TASK DETAILS:
Search the material for "type" and show all lines that contain it.

[Extracted data entries]
>>>

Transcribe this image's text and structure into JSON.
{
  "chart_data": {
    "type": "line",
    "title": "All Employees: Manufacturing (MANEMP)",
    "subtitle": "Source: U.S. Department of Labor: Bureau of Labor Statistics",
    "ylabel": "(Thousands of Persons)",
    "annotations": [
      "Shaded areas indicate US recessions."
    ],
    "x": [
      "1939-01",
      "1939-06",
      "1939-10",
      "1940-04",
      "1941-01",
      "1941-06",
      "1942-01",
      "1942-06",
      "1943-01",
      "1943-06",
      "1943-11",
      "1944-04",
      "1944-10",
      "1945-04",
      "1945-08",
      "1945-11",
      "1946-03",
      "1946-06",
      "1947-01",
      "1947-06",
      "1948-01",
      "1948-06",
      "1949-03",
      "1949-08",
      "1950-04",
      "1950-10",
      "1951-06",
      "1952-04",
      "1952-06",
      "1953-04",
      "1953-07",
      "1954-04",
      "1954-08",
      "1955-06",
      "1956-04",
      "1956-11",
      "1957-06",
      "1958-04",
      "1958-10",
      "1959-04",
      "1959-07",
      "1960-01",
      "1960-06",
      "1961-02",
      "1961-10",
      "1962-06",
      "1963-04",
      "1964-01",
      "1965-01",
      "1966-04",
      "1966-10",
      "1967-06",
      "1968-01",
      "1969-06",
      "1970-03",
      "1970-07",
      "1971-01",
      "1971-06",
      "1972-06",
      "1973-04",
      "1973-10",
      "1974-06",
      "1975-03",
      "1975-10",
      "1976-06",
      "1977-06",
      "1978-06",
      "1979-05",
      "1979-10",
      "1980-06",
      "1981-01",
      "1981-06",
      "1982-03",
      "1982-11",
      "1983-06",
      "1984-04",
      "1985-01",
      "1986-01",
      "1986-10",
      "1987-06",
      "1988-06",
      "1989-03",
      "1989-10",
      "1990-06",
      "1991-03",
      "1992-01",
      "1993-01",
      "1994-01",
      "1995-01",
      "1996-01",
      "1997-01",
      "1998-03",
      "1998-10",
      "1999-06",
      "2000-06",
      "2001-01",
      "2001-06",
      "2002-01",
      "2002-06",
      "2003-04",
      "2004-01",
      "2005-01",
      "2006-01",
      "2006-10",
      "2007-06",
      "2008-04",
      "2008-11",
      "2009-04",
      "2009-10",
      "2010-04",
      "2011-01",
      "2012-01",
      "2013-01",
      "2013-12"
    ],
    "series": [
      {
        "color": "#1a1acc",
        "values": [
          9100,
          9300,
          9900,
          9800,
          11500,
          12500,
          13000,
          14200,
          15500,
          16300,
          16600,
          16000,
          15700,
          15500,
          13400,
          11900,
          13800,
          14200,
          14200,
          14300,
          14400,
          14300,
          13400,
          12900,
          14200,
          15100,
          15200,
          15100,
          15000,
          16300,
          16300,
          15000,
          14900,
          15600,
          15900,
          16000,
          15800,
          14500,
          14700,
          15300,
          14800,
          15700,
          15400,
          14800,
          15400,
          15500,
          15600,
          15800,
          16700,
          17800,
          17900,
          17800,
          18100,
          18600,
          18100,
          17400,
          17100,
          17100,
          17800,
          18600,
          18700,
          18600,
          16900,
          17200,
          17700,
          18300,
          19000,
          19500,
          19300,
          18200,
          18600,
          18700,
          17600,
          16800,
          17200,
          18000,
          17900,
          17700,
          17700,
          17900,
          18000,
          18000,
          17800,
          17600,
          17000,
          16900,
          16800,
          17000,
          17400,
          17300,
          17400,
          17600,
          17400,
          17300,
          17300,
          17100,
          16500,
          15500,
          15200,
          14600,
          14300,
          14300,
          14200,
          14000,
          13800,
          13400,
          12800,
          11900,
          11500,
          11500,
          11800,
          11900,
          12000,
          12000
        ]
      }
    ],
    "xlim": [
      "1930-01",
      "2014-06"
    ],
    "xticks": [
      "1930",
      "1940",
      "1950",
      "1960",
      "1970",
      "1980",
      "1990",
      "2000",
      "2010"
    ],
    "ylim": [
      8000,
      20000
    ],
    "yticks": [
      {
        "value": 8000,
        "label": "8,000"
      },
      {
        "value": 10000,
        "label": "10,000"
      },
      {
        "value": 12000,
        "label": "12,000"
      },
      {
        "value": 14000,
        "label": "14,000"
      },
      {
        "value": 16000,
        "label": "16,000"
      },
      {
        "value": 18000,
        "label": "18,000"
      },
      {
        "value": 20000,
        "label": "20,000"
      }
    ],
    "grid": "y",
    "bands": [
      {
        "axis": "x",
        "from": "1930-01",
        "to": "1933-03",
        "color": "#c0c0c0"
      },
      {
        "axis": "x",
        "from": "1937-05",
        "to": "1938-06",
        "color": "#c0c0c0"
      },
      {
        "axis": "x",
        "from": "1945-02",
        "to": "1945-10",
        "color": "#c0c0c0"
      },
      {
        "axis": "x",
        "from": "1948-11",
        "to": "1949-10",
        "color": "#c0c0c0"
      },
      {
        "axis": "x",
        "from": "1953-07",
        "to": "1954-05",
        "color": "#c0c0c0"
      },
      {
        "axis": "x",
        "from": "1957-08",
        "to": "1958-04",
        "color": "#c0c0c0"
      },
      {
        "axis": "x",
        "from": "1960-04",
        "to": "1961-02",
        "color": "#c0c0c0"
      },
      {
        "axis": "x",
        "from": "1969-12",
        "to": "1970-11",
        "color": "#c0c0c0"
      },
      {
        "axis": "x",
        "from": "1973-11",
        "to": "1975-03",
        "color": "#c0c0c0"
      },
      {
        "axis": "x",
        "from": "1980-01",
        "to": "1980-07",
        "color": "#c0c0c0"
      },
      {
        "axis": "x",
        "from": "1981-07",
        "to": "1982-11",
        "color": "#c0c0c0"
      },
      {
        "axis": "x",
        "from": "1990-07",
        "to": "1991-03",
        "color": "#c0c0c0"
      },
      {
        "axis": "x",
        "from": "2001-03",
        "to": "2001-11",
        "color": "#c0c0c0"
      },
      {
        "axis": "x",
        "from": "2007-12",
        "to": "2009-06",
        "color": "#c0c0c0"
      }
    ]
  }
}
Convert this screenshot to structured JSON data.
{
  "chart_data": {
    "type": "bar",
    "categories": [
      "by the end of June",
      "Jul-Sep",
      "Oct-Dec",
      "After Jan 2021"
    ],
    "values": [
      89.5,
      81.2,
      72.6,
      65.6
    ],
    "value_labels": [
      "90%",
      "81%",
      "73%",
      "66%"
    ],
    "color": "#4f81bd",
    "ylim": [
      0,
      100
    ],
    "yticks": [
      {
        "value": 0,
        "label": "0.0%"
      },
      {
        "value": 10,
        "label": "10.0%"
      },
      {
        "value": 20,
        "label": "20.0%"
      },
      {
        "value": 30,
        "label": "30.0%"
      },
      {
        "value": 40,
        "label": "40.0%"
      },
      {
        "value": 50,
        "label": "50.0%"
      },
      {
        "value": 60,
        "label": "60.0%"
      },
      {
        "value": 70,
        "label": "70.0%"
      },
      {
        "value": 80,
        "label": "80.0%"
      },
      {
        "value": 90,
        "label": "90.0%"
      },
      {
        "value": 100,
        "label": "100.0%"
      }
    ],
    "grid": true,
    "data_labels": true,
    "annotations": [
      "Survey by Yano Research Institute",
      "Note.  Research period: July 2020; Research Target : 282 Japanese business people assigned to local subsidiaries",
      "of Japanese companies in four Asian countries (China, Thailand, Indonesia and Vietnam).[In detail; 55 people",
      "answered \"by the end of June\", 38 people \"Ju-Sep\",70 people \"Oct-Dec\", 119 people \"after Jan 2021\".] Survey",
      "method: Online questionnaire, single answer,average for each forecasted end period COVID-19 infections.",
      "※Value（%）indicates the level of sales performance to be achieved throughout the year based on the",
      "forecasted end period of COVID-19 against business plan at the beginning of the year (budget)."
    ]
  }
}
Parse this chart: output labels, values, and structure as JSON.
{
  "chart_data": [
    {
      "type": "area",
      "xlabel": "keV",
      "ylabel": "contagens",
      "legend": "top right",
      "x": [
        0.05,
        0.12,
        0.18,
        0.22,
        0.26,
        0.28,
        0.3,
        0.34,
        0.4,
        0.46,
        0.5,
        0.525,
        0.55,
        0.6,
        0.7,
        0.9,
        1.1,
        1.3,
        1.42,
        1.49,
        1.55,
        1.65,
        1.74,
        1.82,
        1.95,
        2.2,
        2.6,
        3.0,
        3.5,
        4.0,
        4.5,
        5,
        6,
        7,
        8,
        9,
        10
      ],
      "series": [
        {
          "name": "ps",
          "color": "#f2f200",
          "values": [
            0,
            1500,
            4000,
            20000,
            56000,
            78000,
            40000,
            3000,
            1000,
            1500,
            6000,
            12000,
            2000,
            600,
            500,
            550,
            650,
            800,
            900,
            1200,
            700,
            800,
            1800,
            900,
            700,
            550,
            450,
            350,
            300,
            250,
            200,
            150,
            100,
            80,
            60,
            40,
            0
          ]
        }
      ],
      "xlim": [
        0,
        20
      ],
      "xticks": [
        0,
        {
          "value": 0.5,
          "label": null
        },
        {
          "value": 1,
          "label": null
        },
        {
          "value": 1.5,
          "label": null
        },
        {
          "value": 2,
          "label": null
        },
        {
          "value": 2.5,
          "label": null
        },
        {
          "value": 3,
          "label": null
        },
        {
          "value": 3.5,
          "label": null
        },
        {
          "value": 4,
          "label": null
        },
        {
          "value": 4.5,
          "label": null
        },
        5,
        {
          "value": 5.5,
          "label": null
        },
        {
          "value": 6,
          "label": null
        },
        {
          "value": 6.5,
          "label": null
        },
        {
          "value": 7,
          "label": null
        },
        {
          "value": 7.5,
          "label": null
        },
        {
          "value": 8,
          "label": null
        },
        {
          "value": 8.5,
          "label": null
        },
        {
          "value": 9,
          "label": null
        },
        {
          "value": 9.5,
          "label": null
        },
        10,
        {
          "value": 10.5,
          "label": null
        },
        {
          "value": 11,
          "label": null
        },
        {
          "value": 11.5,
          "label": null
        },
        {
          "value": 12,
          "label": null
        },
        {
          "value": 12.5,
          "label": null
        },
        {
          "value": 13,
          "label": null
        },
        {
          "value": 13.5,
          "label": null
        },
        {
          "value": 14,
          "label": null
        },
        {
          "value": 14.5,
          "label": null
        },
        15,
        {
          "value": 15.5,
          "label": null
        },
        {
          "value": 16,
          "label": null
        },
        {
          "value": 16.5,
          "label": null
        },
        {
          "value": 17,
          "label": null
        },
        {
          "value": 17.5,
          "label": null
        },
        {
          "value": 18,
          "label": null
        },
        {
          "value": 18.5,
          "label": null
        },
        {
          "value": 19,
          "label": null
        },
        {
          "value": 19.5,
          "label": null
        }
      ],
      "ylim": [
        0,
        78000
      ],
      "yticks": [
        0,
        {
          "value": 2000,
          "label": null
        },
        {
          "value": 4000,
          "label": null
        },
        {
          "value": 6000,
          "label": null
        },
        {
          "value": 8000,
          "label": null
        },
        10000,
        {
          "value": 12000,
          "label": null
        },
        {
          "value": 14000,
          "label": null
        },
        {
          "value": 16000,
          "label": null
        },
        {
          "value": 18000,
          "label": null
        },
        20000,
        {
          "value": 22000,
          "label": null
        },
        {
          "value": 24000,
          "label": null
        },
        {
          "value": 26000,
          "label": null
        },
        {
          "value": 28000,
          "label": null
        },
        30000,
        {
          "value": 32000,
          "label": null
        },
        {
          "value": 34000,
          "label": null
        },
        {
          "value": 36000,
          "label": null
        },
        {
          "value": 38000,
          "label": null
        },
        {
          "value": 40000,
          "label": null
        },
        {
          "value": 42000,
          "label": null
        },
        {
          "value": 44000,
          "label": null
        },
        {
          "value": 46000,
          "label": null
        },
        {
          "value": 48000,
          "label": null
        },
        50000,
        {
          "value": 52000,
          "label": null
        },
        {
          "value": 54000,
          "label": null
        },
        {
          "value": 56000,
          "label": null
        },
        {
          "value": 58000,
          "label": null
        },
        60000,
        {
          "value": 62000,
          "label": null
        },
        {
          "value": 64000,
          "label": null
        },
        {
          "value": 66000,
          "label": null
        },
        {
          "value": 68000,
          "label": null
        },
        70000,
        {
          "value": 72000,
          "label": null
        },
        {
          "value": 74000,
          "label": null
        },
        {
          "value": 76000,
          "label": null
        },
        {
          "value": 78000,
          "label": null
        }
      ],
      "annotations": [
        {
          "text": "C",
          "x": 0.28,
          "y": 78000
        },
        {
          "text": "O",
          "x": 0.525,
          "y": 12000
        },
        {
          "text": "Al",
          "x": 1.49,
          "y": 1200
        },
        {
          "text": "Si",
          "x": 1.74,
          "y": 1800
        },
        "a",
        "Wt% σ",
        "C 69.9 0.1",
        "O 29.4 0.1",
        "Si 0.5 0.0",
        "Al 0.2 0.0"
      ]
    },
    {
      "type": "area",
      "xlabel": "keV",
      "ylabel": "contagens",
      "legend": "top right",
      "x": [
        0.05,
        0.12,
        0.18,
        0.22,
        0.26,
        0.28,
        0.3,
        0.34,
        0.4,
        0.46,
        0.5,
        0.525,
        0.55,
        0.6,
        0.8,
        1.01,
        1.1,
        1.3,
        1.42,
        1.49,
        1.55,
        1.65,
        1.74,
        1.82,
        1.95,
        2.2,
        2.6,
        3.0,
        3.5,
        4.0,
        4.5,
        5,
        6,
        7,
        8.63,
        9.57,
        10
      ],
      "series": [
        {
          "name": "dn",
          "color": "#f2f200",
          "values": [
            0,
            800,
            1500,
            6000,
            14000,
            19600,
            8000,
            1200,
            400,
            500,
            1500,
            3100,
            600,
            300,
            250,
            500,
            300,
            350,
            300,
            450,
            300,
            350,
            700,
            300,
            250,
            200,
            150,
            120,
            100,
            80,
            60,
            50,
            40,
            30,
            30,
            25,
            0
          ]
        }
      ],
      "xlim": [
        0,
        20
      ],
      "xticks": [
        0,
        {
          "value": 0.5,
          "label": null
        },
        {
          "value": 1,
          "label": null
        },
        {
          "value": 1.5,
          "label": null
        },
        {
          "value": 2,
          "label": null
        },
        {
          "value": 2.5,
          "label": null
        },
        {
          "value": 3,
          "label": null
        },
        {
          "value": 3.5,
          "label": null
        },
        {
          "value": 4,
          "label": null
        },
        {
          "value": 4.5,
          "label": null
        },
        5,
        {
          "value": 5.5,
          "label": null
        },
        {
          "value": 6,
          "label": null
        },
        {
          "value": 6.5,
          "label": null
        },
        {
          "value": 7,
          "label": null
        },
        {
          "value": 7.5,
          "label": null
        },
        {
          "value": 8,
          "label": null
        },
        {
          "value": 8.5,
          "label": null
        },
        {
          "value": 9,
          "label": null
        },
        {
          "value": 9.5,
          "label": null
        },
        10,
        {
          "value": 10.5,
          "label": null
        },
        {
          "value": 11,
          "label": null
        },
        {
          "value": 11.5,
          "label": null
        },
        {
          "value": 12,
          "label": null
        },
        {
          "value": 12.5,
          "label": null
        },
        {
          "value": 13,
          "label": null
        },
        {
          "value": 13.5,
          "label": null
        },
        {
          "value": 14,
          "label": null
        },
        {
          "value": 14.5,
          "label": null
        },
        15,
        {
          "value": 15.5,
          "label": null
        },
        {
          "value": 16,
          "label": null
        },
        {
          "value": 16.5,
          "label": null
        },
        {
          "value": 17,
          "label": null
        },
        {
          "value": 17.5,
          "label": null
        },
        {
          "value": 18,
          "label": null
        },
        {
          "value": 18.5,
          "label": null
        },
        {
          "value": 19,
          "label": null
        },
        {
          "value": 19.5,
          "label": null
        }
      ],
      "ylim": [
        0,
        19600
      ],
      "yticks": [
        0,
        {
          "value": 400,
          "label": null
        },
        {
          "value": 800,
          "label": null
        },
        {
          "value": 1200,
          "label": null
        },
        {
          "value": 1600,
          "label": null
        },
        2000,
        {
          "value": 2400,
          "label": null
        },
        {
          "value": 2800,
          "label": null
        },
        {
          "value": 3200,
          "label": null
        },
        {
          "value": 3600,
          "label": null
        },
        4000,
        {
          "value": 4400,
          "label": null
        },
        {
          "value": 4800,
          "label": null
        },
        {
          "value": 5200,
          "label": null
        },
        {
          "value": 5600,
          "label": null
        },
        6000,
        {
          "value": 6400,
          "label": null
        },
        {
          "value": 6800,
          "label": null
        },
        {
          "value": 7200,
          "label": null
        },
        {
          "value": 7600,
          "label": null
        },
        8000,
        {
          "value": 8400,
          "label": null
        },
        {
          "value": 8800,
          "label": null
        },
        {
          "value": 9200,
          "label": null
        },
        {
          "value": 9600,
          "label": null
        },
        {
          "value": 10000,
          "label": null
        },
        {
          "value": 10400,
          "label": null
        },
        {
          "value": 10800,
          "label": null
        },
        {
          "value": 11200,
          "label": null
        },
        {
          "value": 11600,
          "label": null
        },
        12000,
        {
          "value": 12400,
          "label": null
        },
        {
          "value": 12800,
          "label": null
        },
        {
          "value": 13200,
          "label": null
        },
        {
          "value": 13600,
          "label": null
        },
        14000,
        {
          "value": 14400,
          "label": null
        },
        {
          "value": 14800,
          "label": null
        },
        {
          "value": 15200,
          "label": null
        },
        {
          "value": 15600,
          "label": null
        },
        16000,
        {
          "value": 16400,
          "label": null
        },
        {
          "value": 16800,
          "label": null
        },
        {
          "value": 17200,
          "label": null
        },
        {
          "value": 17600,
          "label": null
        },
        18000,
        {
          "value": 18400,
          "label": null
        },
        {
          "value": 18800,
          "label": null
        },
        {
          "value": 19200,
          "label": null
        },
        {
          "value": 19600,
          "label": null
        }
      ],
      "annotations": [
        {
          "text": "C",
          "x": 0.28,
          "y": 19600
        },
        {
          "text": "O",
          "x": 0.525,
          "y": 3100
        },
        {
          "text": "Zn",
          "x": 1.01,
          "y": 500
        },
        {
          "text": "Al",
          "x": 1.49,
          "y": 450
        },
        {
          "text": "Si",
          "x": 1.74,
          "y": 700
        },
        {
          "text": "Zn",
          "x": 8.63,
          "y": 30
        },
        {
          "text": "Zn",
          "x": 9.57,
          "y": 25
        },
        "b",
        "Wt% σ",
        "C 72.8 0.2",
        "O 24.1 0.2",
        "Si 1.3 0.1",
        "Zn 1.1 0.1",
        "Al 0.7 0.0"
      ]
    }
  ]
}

<<<

SOLUTION FOR THIS PROBLEM:
    "type": "line",
    "type": "bar",
      "type": "area",
      "type": "area",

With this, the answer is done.